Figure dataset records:

════════

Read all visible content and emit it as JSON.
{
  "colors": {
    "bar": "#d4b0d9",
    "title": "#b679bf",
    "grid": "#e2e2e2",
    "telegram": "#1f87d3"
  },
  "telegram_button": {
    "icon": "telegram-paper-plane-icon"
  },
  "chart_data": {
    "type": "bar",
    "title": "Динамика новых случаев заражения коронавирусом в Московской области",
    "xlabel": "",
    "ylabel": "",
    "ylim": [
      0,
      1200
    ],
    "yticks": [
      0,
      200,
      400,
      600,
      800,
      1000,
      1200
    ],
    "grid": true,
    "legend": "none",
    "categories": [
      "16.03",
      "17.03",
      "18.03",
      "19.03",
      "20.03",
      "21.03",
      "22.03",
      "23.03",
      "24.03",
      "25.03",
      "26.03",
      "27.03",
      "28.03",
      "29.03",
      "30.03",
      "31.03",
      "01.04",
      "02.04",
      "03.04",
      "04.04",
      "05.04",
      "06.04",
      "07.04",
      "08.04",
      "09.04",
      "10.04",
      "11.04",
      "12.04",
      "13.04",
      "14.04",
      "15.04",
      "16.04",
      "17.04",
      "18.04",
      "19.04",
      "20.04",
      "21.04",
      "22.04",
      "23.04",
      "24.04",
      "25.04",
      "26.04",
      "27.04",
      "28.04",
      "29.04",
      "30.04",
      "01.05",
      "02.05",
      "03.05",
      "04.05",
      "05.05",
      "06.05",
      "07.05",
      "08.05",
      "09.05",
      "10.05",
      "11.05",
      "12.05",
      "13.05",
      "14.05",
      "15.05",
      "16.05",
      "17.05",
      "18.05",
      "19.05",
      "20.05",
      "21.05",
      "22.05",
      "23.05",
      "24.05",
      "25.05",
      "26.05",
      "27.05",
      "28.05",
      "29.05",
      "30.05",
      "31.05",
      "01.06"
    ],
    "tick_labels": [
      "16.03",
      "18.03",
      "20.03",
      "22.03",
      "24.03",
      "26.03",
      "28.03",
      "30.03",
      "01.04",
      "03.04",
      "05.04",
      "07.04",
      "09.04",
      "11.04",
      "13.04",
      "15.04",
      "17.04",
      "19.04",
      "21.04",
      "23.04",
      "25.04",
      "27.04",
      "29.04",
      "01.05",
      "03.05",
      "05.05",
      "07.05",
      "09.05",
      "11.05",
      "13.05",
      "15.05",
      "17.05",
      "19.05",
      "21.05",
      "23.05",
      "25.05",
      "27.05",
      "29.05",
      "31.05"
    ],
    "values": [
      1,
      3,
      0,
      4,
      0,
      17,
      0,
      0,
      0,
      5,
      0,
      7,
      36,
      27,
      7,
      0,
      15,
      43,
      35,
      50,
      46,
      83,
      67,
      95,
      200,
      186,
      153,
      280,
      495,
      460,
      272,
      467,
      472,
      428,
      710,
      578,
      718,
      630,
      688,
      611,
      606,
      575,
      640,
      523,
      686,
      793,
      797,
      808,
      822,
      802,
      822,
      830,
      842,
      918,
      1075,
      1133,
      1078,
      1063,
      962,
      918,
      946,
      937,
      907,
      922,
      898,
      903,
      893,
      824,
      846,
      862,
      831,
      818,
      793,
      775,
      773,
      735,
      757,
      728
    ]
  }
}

════════

- Given instruction
Working from the listing above, pick out every line that has "title" and copy it.

- Result of this exercise
    "title": "#b679bf",
    "title": "Динамика новых случаев заражения коронавирусом в Московской области",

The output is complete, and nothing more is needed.